■ **PROBLEM DESCRIPTION**: Skip the pictures. Copy all the rest of the records down exactly.

■ **INFORMATION PROVIDED**:

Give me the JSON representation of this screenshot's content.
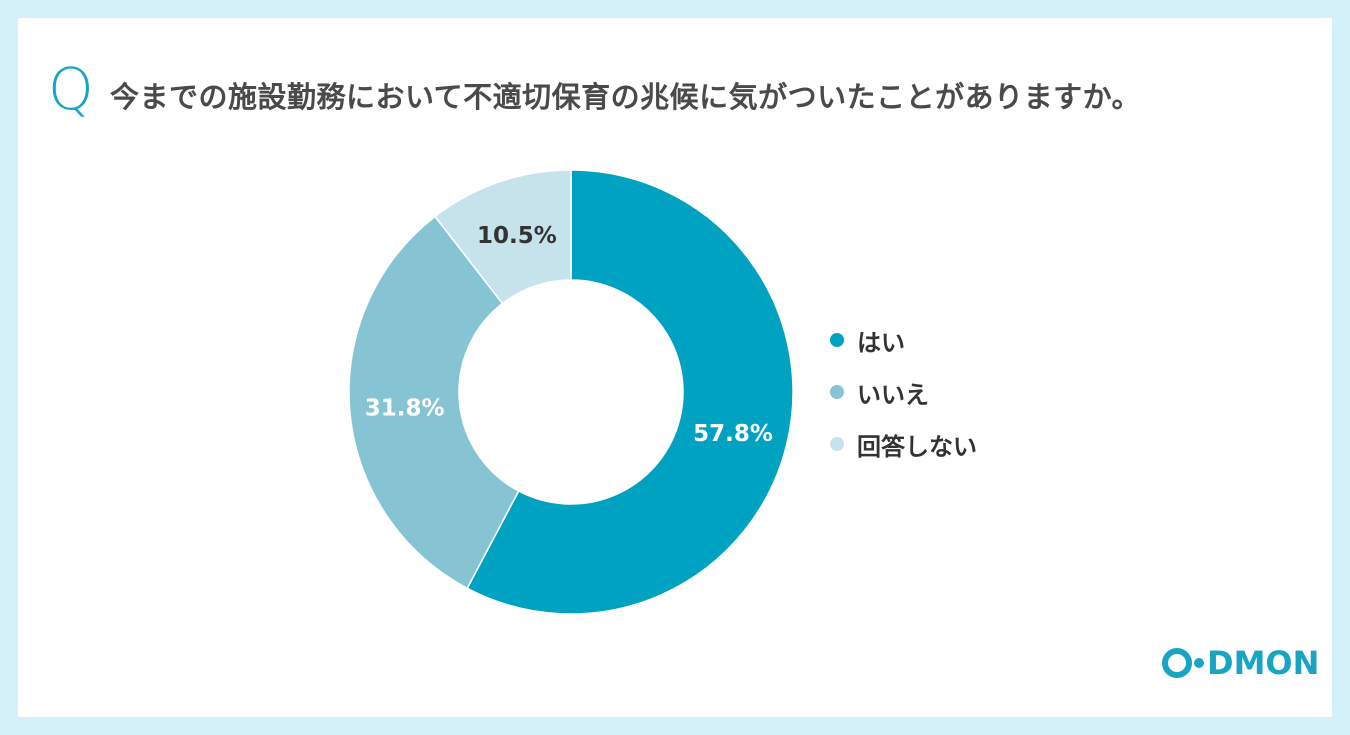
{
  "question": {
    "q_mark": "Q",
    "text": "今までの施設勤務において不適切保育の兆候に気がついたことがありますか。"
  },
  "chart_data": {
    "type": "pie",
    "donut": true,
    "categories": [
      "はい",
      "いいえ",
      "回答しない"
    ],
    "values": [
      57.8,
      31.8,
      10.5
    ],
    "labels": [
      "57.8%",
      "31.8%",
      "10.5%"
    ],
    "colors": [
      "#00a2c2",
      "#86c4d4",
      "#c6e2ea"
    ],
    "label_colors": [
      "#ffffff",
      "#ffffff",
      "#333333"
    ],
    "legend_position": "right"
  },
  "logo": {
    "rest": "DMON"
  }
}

■ **TASK SOLUTION**:
Give me the JSON representation of this screenshot's content.
{
  "question": {
    "q_mark": "Q",
    "text": "今までの施設勤務において不適切保育の兆候に気がついたことがありますか。"
  },
  "chart_data": {
    "type": "pie",
    "donut": true,
    "categories": [
      "はい",
      "いいえ",
      "回答しない"
    ],
    "values": [
      57.8,
      31.8,
      10.5
    ],
    "labels": [
      "57.8%",
      "31.8%",
      "10.5%"
    ],
    "colors": [
      "#00a2c2",
      "#86c4d4",
      "#c6e2ea"
    ],
    "label_colors": [
      "#ffffff",
      "#ffffff",
      "#333333"
    ],
    "legend_position": "right"
  },
  "logo": {
    "rest": "DMON"
  }
}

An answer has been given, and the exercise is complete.